### Exercise goal:
Copy every entry word for word. Skip the pictures.

### Information given:
## start
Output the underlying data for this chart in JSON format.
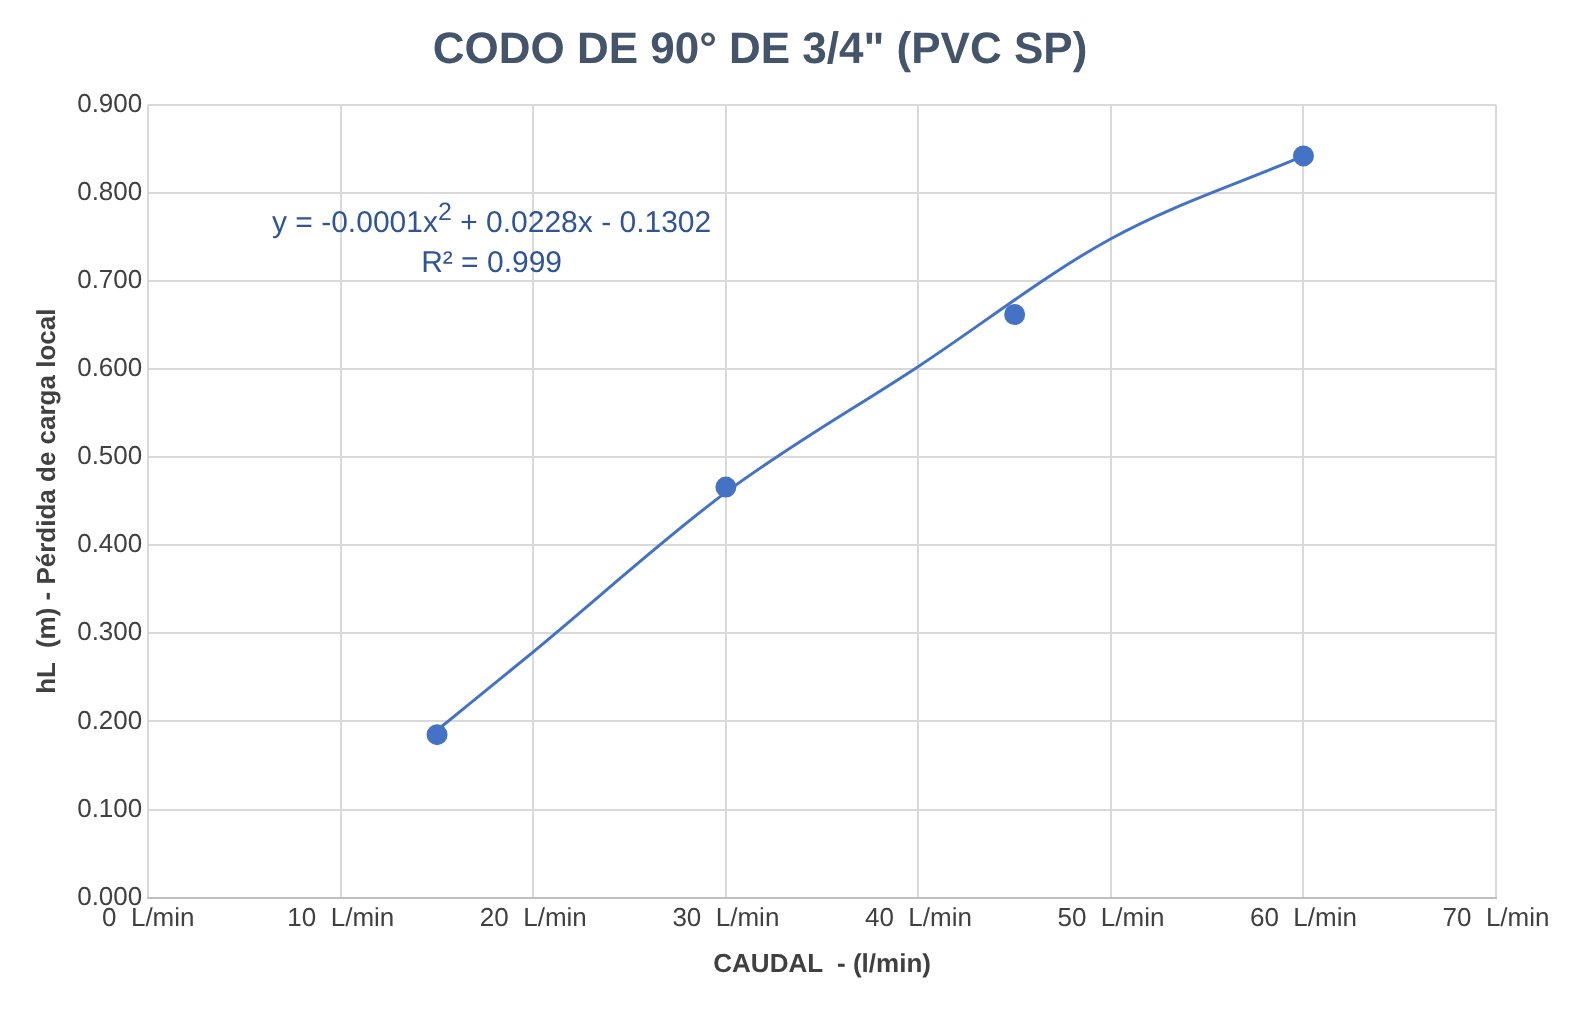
{
  "chart_data": {
    "type": "scatter",
    "title": "CODO DE 90° DE 3/4\" (PVC SP)",
    "xlabel": "CAUDAL  - (l/min)",
    "ylabel": "hL  (m) - Pérdida de carga local",
    "marker": "circle",
    "series": [
      {
        "color": "#4472c4",
        "x": [
          15,
          30,
          45,
          60
        ],
        "values": [
          0.185,
          0.466,
          0.662,
          0.842
        ]
      },
      {
        "type": "line",
        "color": "#4472c4",
        "x": [
          15,
          20,
          30,
          40,
          50,
          60
        ],
        "values": [
          0.19,
          0.279,
          0.46,
          0.603,
          0.748,
          0.842
        ],
        "marker": "none"
      }
    ],
    "xlim": [
      0,
      70
    ],
    "xticks": [
      {
        "value": 0,
        "label": "0  L/min"
      },
      {
        "value": 10,
        "label": "10  L/min"
      },
      {
        "value": 20,
        "label": "20  L/min"
      },
      {
        "value": 30,
        "label": "30  L/min"
      },
      {
        "value": 40,
        "label": "40  L/min"
      },
      {
        "value": 50,
        "label": "50  L/min"
      },
      {
        "value": 60,
        "label": "60  L/min"
      },
      {
        "value": 70,
        "label": "70  L/min"
      }
    ],
    "ylim": [
      0,
      0.9
    ],
    "yticks": [
      {
        "value": 0,
        "label": "0.000"
      },
      {
        "value": 0.1,
        "label": "0.100"
      },
      {
        "value": 0.2,
        "label": "0.200"
      },
      {
        "value": 0.3,
        "label": "0.300"
      },
      {
        "value": 0.4,
        "label": "0.400"
      },
      {
        "value": 0.5,
        "label": "0.500"
      },
      {
        "value": 0.6,
        "label": "0.600"
      },
      {
        "value": 0.7,
        "label": "0.700"
      },
      {
        "value": 0.8,
        "label": "0.800"
      },
      {
        "value": 0.9,
        "label": "0.900"
      }
    ],
    "annotations": [
      "y = -0.0001x$^{2}$  + 0.0228x  - 0.1302",
      "R² = 0.999"
    ],
    "grid": true,
    "legend": false
  }
}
## end
### Exercise output:
Output the underlying data for this chart in JSON format.
{
  "chart_data": {
    "type": "scatter",
    "title": "CODO DE 90° DE 3/4\" (PVC SP)",
    "xlabel": "CAUDAL  - (l/min)",
    "ylabel": "hL  (m) - Pérdida de carga local",
    "marker": "circle",
    "series": [
      {
        "color": "#4472c4",
        "x": [
          15,
          30,
          45,
          60
        ],
        "values": [
          0.185,
          0.466,
          0.662,
          0.842
        ]
      },
      {
        "type": "line",
        "color": "#4472c4",
        "x": [
          15,
          20,
          30,
          40,
          50,
          60
        ],
        "values": [
          0.19,
          0.279,
          0.46,
          0.603,
          0.748,
          0.842
        ],
        "marker": "none"
      }
    ],
    "xlim": [
      0,
      70
    ],
    "xticks": [
      {
        "value": 0,
        "label": "0  L/min"
      },
      {
        "value": 10,
        "label": "10  L/min"
      },
      {
        "value": 20,
        "label": "20  L/min"
      },
      {
        "value": 30,
        "label": "30  L/min"
      },
      {
        "value": 40,
        "label": "40  L/min"
      },
      {
        "value": 50,
        "label": "50  L/min"
      },
      {
        "value": 60,
        "label": "60  L/min"
      },
      {
        "value": 70,
        "label": "70  L/min"
      }
    ],
    "ylim": [
      0,
      0.9
    ],
    "yticks": [
      {
        "value": 0,
        "label": "0.000"
      },
      {
        "value": 0.1,
        "label": "0.100"
      },
      {
        "value": 0.2,
        "label": "0.200"
      },
      {
        "value": 0.3,
        "label": "0.300"
      },
      {
        "value": 0.4,
        "label": "0.400"
      },
      {
        "value": 0.5,
        "label": "0.500"
      },
      {
        "value": 0.6,
        "label": "0.600"
      },
      {
        "value": 0.7,
        "label": "0.700"
      },
      {
        "value": 0.8,
        "label": "0.800"
      },
      {
        "value": 0.9,
        "label": "0.900"
      }
    ],
    "annotations": [
      "y = -0.0001x$^{2}$  + 0.0228x  - 0.1302",
      "R² = 0.999"
    ],
    "grid": true,
    "legend": false
  }
}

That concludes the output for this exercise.